● PAGE

## begin

Investigating this extensively, it would appear that the root of this exception is a fundamental problem in Jenkins or JAX-WS. Briefly, JAX-WS has a ServiceLoaderUtil class shared among the SAAJ, JAXB, and JAXWS libraries to invoke java's ServiceLoader and get implementation classes, but it only ever invokes ServiceLoader.load(Class spiClass), the method that tries to load the class from the current thread's context ClassLoader.

I'm not sure there is a practical solution here. In the case of e.g. jenkinsci/azure-storage-plugin#194 we are just consuming some upstream Microsoft Azure SDK that ends up calling Jackson to parse XML, so we can't change the way we invoke Jackson. And I can't think of any way to patch Jackson to work around this either. Patching javax.xml.stream.FactoryFinder sounds impractical as well.

Given the above, I think we have to accept that core will have to bundle Woodstox if we intend to have plugins that use Jackson to parse XML work with Jenkins' architecture. That is basically the status quo, with an ancient version of Woodstox (3.x). If we must do that, then I think we ought to ship the latest version of Woodstox rather than the ancient Woodstox 3.x that we're shipping today. At least that way what ServiceLoader returns will be something close to what the plugin's Jackson/Woodstox dependency tree is expecting, rather than the frighteningly old version of Woodstox in the current status quo.

@jglick
Copy link
Member

jglick commented Jul 2, 2021

we can't change the way we invoke Jackson

Sure you can. Just set the CCL before using the Azure SDK. jenkinsci/jira-plugin#353 for example

@basil
Copy link
Member Author

basil commented Jul 2, 2021

Of course, but I don't think that meaningfully changes my analysis. Yes every plugin that either directly or transitively calls Jackson to parse XML could wrap such calls in a try/finally like the one you linked to, but how would one ever enumerate all such calls in all plugins? Even usage-in-plugins won't be of much help here, since while it can identify plugins that directly or transitively depend on jackson-databind-xml, it can't print out a report of every call site in Jenkins plugin code that may end up directly or transitively invoking jackson-databind-xml. Moreover, even if it could, there could be hundreds of these call sites (there are a dozen or so plugins that directly or transitively consume jackson-databind-xml) and I doubt it is practical to go and add try/finally blocks to all call sites in all plugins.

## end

● GOAL A
Answer these questions using the Jenkins thread, giving each answer on its own line with the matching mark:
(i) Which ServiceLoader method does ServiceLoaderUtil ever invoke?
(ii) What version of Woodstox does the status quo ship?
(iii) How many plugins directly or transitively consume jackson-databind-xml?
● GOAL B
Reproduce the passage of the Jenkins thread that begins at the words "I'm not sure" and stops after "impractical as well.".
● GOAL C
Write the next part of the Jenkins thread, picking up after its last sentence.
The data that comes next is separate material and is not part of the Jenkins thread.

● DATA
## begin

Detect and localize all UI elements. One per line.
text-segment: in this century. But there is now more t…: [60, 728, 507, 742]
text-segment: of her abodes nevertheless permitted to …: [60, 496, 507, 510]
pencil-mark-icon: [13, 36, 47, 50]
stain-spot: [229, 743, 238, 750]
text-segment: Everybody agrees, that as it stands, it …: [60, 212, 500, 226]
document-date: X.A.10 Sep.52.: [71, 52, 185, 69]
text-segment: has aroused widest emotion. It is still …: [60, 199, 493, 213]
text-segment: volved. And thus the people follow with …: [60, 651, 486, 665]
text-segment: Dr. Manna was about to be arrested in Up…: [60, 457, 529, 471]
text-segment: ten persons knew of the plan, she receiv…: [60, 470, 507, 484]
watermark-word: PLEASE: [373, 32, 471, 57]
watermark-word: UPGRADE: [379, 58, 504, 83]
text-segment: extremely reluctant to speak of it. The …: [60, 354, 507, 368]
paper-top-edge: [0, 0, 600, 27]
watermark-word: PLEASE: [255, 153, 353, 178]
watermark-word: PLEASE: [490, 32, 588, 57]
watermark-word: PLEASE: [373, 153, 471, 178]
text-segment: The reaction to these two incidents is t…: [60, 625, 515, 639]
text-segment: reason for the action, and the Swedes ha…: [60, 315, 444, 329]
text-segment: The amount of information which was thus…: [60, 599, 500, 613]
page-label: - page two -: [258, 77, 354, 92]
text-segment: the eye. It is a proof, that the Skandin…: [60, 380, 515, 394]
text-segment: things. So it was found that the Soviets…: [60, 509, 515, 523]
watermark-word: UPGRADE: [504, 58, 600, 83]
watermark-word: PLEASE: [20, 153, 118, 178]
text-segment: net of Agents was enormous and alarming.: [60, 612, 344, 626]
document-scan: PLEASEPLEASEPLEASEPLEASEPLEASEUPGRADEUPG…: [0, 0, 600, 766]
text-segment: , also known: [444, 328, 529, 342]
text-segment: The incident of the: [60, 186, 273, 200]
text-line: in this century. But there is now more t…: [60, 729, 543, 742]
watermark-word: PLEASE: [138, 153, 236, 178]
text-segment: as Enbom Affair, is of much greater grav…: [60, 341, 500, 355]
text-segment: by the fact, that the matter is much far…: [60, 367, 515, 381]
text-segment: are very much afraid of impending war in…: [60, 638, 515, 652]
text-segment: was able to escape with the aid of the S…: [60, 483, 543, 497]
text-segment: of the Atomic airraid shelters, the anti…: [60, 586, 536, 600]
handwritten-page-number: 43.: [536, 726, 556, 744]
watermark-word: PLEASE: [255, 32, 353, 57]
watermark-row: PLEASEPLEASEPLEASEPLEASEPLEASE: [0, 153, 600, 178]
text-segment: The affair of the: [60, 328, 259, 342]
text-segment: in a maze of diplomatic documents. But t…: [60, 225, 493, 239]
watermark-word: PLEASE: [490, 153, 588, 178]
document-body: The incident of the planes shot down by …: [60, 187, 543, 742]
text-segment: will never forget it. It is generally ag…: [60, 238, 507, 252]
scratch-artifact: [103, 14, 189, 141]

## end

● TASK RESPONSE A
(i) ServiceLoader.load(Class spiClass)
(ii) Woodstox 3.x
(iii) A dozen or so

● TASK RESPONSE B
I'm not sure there is a practical solution here. In the case of e.g. jenkinsci/azure-storage-plugin#194 we are just consuming some upstream Microsoft Azure SDK that ends up calling Jackson to parse XML, so we can't change the way we invoke Jackson. And I can't think of any way to patch Jackson to work around this either. Patching javax.xml.stream.FactoryFinder sounds impractical as well.

● TASK RESPONSE C
Yes we could keep wstx-asl out of Jenkins core and patch the one call site found above in azure-storage, but who knows how many other bugs remain? Do we really want to just wait and see, and patch one plugin at a time as users encounter regressions? That doesn't seem like a great user experience to me.

So I think my conclusion from the above remains:

Given the above, I think we have to accept that core will have to bundle Woodstox if we intend to have plugins that use Jackson to parse XML work with Jenkins' architecture. If we must do that, then I think we ought to ship the latest version of Woodstox rather than the ancient Woodstox 3.x that we're shipping today. At least that way what ServiceLoader returns will be something close to what the plugin's Jackson/Woodstox dependency tree is expecting, rather than the frighteningly old version of Woodstox in the current status quo.

Can you see a flaw in this argument?

@jglick
Copy link
Member

jglick commented Jul 2, 2021

how would one ever enumerate all such calls in all plugins?

Are any plugins other than azure-storage known to be affected?

there are a dozen or so plugins that directly or transitively consume jackson-databind-xml

That does not mean they are using it.

@jglick
Copy link
Member

jglick commented Jul 2, 2021

Or why not just offer a patch to jackson-dataformat-xml? It is fault for assuming that it is being used with a particular contextClassLoader.

@basil
Copy link
Member Author

basil commented Jul 2, 2021

That does not mean they are using it.

Indeed. My point isn't that the risk is high. It's that there is no way to calculate the risk.

Are any plugins other than azure-storage known to be affected?

No, but that doesn't mean other plugins aren't affected. It is a matter of judging risk. If you think the risk is acceptable, then we can keep wstx-asl out of core and keep patching callers as we discover them. Hopefully there won't be too many and users won't be too upset at us. If that changes, we can always re-add wstx-asl to core.

Or why not just offer a patch to jackson-dataformat-xml?

Because as I wrote above:

I can't think of any way to patch Jackson

because Jackson is just using the obvious StAX API, which is where the problem really lies. (And the StAX API doesn't really provide many options to work around its deficiencies in Jackson) (Edit: Tim points out that XMLInputFactory#newFactory(String, ClassLoader) is available for use in Jackson.) And as I also wrote above:

Patching javax.xml.stream.FactoryFinder sounds impractical as well.

@timja
Copy link
Member

timja commented Jul 3, 2021

Are any plugins other than azure-storage known to be affected?

azure-artifact-manager is also broken,

Also:   java.lang.Exception: #block terminated with an error
		at reactor.core.publisher.BlockingSingleSubscriber.blockingGet(BlockingSingleSubscriber.java:99)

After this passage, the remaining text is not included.